*MATERIAL PROVIDED*.
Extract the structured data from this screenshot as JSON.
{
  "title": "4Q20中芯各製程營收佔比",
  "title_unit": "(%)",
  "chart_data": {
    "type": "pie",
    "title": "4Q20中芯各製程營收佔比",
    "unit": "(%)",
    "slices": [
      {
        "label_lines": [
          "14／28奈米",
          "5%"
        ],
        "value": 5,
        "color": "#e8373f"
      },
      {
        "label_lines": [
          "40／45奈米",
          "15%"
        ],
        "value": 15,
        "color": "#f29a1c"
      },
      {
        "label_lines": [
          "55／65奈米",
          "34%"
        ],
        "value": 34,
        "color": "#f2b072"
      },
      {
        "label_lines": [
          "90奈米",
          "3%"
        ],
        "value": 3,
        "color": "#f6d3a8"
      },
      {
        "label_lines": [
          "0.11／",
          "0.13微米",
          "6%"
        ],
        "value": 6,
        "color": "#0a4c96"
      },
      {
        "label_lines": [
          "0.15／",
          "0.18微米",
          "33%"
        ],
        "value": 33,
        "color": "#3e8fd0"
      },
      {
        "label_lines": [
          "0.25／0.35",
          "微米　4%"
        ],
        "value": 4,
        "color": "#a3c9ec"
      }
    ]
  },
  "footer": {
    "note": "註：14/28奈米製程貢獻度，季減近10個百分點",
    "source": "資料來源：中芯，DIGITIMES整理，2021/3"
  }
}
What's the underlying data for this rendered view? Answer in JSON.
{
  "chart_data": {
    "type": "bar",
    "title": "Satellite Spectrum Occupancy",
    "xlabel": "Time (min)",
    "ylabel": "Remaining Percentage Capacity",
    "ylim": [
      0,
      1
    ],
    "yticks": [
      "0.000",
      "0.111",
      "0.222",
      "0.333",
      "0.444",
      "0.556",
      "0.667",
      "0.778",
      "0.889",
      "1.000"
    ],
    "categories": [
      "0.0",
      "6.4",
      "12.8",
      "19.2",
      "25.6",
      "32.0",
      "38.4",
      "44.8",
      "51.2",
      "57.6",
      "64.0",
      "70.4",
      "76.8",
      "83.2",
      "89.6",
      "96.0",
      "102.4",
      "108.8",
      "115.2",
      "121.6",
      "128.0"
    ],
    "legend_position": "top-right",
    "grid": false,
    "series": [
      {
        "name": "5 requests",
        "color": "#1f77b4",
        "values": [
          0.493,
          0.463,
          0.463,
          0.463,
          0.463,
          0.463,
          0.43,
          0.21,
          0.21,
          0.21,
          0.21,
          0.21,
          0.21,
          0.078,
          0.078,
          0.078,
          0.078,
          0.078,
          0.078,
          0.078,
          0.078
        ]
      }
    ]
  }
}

==

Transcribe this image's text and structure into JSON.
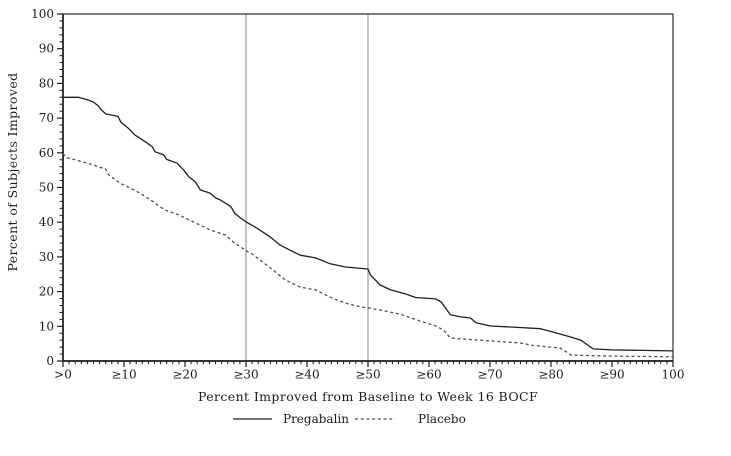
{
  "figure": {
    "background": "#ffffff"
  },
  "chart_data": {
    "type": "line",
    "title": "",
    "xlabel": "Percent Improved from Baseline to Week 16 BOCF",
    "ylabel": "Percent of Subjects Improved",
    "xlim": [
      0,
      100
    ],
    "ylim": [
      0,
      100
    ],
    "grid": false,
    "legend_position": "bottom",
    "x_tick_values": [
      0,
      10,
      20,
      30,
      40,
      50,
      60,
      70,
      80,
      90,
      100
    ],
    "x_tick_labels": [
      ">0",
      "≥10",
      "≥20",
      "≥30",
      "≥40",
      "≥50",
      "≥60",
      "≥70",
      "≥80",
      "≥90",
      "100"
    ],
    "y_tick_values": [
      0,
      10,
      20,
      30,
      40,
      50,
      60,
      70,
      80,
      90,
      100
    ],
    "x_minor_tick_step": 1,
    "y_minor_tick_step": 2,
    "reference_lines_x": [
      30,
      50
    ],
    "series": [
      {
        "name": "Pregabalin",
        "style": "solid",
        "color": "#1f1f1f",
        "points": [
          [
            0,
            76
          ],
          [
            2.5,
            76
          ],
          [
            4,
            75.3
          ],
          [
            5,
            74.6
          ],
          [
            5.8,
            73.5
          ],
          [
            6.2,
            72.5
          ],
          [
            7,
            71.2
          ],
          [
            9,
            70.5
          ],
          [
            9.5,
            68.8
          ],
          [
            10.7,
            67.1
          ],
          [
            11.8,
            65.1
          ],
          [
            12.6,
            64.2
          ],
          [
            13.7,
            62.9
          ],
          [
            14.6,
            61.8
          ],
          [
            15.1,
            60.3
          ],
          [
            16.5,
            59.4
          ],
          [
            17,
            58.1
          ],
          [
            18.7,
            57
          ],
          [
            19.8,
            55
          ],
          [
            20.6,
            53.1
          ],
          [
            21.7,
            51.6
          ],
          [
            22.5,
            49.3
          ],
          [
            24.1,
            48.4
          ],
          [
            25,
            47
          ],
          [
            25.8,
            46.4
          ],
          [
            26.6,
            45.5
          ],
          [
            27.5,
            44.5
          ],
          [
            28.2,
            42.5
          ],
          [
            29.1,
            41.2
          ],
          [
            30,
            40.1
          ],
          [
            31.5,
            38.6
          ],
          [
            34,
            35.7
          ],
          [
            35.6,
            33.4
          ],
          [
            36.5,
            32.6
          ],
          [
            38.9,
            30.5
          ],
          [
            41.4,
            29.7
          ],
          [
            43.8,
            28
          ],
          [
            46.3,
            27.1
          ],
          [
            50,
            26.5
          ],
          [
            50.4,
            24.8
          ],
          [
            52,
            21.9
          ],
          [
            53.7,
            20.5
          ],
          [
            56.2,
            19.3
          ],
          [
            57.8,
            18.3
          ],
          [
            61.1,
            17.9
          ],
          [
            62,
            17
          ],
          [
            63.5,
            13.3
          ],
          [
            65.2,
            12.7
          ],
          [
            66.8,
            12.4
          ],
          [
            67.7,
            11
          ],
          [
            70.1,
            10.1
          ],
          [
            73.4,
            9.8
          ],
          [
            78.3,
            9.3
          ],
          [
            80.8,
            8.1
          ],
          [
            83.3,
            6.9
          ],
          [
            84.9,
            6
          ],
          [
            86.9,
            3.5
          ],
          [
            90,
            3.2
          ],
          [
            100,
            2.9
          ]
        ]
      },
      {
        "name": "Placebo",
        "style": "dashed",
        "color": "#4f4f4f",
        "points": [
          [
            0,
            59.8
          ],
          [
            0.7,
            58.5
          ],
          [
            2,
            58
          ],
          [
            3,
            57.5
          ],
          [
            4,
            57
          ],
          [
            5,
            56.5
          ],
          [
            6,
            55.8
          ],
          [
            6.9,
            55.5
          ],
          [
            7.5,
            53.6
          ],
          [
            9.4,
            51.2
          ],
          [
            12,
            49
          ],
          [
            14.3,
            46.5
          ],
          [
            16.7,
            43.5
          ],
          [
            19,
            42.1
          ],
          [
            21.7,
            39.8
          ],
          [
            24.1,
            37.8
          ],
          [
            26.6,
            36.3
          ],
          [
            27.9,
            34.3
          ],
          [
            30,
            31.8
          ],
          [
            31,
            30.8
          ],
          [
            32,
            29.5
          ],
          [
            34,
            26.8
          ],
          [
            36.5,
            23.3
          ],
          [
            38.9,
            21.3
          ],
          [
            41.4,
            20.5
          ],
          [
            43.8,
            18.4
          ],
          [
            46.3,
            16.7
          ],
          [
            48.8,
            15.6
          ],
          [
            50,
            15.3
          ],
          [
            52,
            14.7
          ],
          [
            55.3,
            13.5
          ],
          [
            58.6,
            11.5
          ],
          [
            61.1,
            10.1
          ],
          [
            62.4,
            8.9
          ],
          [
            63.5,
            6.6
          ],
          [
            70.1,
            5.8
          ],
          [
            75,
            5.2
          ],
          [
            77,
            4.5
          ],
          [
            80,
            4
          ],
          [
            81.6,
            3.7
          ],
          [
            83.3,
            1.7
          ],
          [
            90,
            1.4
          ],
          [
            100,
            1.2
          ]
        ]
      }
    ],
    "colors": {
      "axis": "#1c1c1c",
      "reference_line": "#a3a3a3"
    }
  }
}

* * *

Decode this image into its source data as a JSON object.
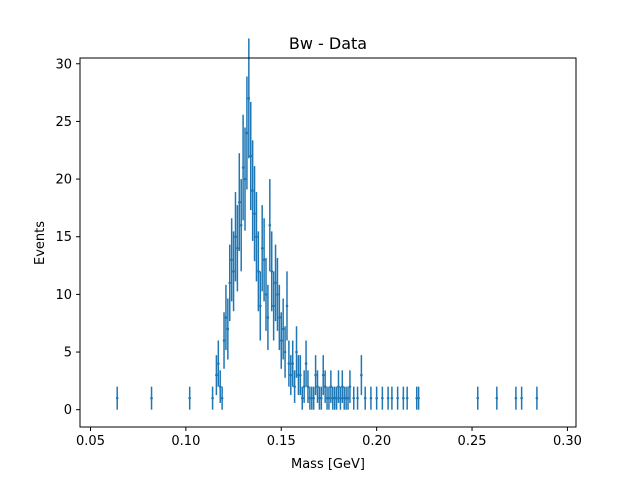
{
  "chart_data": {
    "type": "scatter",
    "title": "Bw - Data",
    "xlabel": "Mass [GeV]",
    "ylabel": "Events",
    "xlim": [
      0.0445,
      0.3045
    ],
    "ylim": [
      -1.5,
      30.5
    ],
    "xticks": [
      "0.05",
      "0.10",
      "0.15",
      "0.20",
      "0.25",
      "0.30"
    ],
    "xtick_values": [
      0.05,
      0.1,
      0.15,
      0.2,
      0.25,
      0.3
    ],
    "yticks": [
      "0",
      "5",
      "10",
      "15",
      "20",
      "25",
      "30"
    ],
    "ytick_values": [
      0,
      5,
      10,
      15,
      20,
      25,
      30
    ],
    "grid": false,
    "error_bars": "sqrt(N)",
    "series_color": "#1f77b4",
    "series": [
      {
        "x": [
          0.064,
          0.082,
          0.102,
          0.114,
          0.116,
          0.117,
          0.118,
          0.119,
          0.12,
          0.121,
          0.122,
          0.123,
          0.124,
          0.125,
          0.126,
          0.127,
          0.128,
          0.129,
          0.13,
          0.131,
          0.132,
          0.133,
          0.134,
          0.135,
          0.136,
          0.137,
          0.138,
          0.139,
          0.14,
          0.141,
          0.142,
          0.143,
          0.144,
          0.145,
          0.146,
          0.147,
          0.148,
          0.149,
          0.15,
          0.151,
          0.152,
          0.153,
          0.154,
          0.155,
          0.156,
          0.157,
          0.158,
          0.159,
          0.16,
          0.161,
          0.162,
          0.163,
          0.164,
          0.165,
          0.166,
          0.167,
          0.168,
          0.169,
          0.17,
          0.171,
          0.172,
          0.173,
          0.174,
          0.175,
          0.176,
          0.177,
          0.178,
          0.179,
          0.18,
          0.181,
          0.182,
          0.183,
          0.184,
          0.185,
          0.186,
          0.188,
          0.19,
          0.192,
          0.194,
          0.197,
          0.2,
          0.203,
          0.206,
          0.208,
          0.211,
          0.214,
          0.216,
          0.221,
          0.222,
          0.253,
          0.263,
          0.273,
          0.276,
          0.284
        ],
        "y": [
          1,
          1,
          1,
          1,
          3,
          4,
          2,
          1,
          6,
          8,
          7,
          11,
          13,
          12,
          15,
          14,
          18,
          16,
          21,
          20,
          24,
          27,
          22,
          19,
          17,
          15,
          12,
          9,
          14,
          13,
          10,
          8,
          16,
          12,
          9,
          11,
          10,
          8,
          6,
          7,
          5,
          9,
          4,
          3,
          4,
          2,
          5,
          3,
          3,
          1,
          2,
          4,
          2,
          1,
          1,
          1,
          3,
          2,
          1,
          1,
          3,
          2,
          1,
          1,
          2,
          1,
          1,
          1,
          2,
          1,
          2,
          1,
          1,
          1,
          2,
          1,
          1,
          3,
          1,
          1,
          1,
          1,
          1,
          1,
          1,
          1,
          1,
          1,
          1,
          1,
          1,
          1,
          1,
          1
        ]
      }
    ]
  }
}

*GIVEN INSTRUCTION*.
Find the lines with the string "Improved" and reproduce them.

*WRITTEN ANSWER*.
    "xlabel": "Percent Improved from Baseline to Week 16 BOCF",
    "ylabel": "Percent of Subjects Improved",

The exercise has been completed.